### INSTRUCTION
Make a verbatim copy of the entries below; pictures stay out.

### DATA TO PROCESS
★ ★ ★ ★

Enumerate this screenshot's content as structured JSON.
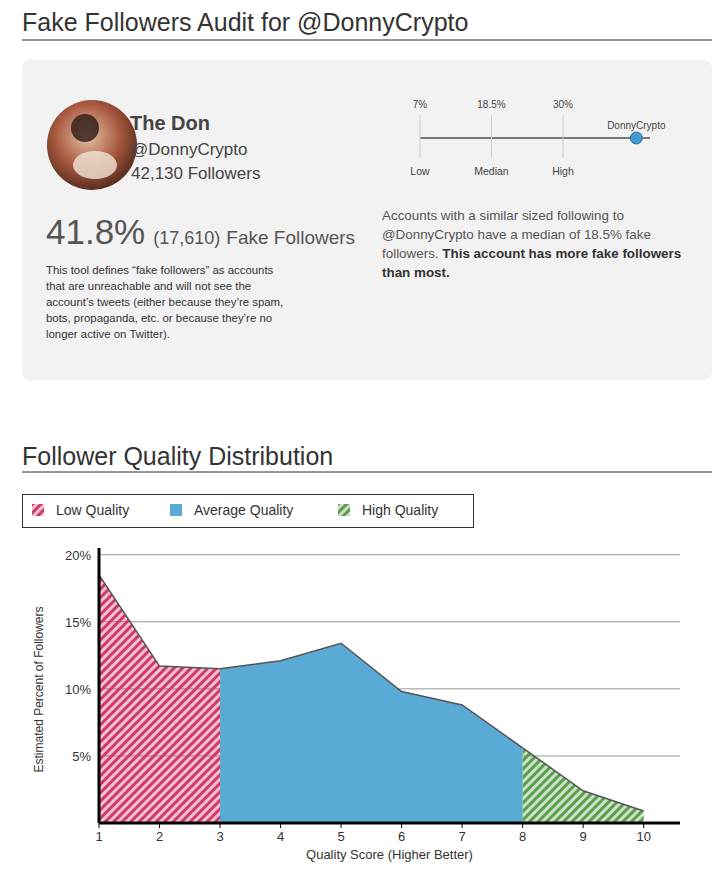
{
  "header": {
    "title": "Fake Followers Audit for @DonnyCrypto"
  },
  "profile": {
    "name": "The Don",
    "handle": "@DonnyCrypto",
    "followers": "42,130 Followers"
  },
  "fake": {
    "percent": "41.8%",
    "count": "(17,610)",
    "label": "Fake Followers",
    "definition": "This tool defines “fake followers” as accounts that are unreachable and will not see the account’s tweets (either because they’re spam, bots, propaganda, etc. or because they’re no longer active on Twitter)."
  },
  "gauge": {
    "range": [
      7,
      44
    ],
    "ticks": [
      {
        "value": 7,
        "label": "7%",
        "caption": "Low"
      },
      {
        "value": 18.5,
        "label": "18.5%",
        "caption": "Median"
      },
      {
        "value": 30,
        "label": "30%",
        "caption": "High"
      }
    ],
    "marker": {
      "label": "DonnyCrypto",
      "value": 41.8
    }
  },
  "comparison": {
    "text": "Accounts with a similar sized following to @DonnyCrypto have a median of 18.5% fake followers.",
    "emphasis": "This account has more fake followers than most."
  },
  "chart_data": {
    "type": "area",
    "title": "Follower Quality Distribution",
    "x_label": "Quality Score (Higher Better)",
    "y_label": "Estimated Percent of Followers",
    "x": [
      1,
      2,
      3,
      4,
      5,
      6,
      7,
      8,
      9,
      10
    ],
    "series": [
      {
        "name": "Low Quality",
        "color": "#d1386c",
        "values": [
          18.5,
          11.7,
          11.5,
          null,
          null,
          null,
          null,
          null,
          null,
          null
        ]
      },
      {
        "name": "Average Quality",
        "color": "#5aaad6",
        "values": [
          null,
          null,
          11.5,
          12.1,
          13.4,
          9.8,
          8.8,
          5.6,
          null,
          null
        ]
      },
      {
        "name": "High Quality",
        "color": "#5a9e4b",
        "values": [
          null,
          null,
          null,
          null,
          null,
          null,
          null,
          5.6,
          2.4,
          0.9
        ]
      }
    ],
    "xlim": [
      1,
      10.6
    ],
    "xticks": [
      1,
      2,
      3,
      4,
      5,
      6,
      7,
      8,
      9,
      10
    ],
    "ylim": [
      0,
      20.5
    ],
    "yticks": [
      {
        "value": 5,
        "label": "5%"
      },
      {
        "value": 10,
        "label": "10%"
      },
      {
        "value": 15,
        "label": "15%"
      },
      {
        "value": 20,
        "label": "20%"
      }
    ],
    "grid": true,
    "legend": "top"
  }
}
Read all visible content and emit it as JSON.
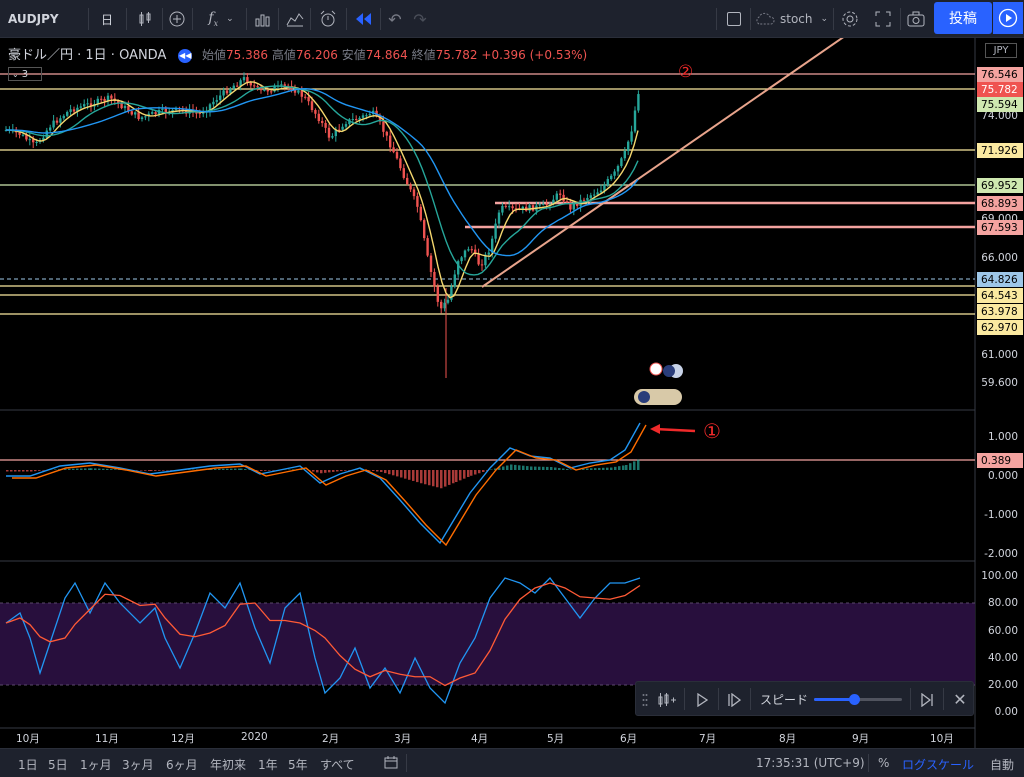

★ ★ ★ ★

### WORKED SOLUTION
Enumerate this screenshot's content as structured JSON.
{
  "header": {
    "title": "Fake Followers Audit for @DonnyCrypto"
  },
  "profile": {
    "name": "The Don",
    "handle": "@DonnyCrypto",
    "followers": "42,130 Followers"
  },
  "fake": {
    "percent": "41.8%",
    "count": "(17,610)",
    "label": "Fake Followers",
    "definition": "This tool defines “fake followers” as accounts that are unreachable and will not see the account’s tweets (either because they’re spam, bots, propaganda, etc. or because they’re no longer active on Twitter)."
  },
  "gauge": {
    "range": [
      7,
      44
    ],
    "ticks": [
      {
        "value": 7,
        "label": "7%",
        "caption": "Low"
      },
      {
        "value": 18.5,
        "label": "18.5%",
        "caption": "Median"
      },
      {
        "value": 30,
        "label": "30%",
        "caption": "High"
      }
    ],
    "marker": {
      "label": "DonnyCrypto",
      "value": 41.8
    }
  },
  "comparison": {
    "text": "Accounts with a similar sized following to @DonnyCrypto have a median of 18.5% fake followers.",
    "emphasis": "This account has more fake followers than most."
  },
  "chart_data": {
    "type": "area",
    "title": "Follower Quality Distribution",
    "x_label": "Quality Score (Higher Better)",
    "y_label": "Estimated Percent of Followers",
    "x": [
      1,
      2,
      3,
      4,
      5,
      6,
      7,
      8,
      9,
      10
    ],
    "series": [
      {
        "name": "Low Quality",
        "color": "#d1386c",
        "values": [
          18.5,
          11.7,
          11.5,
          null,
          null,
          null,
          null,
          null,
          null,
          null
        ]
      },
      {
        "name": "Average Quality",
        "color": "#5aaad6",
        "values": [
          null,
          null,
          11.5,
          12.1,
          13.4,
          9.8,
          8.8,
          5.6,
          null,
          null
        ]
      },
      {
        "name": "High Quality",
        "color": "#5a9e4b",
        "values": [
          null,
          null,
          null,
          null,
          null,
          null,
          null,
          5.6,
          2.4,
          0.9
        ]
      }
    ],
    "xlim": [
      1,
      10.6
    ],
    "xticks": [
      1,
      2,
      3,
      4,
      5,
      6,
      7,
      8,
      9,
      10
    ],
    "ylim": [
      0,
      20.5
    ],
    "yticks": [
      {
        "value": 5,
        "label": "5%"
      },
      {
        "value": 10,
        "label": "10%"
      },
      {
        "value": 15,
        "label": "15%"
      },
      {
        "value": 20,
        "label": "20%"
      }
    ],
    "grid": true,
    "legend": "top"
  }
}
Read all visible content and emit it as JSON.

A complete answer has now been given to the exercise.